== Instructions for the task ==
Check each line for the string "caption". Give only the count of lines that have it.

--- Supplied entries ---

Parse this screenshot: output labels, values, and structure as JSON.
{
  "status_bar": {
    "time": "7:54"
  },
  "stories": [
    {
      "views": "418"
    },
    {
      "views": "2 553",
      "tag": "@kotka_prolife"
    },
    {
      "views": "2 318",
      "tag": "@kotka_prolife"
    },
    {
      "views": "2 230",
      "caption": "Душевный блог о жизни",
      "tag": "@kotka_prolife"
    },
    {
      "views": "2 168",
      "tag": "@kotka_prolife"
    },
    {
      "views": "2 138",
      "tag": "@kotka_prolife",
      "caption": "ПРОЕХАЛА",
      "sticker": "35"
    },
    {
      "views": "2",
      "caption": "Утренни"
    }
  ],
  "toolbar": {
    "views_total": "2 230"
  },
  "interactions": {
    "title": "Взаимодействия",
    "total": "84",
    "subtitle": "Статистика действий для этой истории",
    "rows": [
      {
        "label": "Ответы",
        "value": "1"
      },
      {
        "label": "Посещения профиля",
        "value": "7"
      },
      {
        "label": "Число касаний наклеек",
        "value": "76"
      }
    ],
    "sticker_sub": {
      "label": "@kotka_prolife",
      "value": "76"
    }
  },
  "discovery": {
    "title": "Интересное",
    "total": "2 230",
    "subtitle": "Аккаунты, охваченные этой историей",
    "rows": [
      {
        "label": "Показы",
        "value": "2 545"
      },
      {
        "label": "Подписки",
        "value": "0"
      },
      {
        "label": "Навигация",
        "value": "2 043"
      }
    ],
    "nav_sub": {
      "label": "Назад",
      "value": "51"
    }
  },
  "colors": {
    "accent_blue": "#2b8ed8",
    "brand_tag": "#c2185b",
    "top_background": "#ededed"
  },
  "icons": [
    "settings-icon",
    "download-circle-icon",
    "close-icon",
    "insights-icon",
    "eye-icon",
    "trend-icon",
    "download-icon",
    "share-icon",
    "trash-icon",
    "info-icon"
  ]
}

---

== Finished task ==
3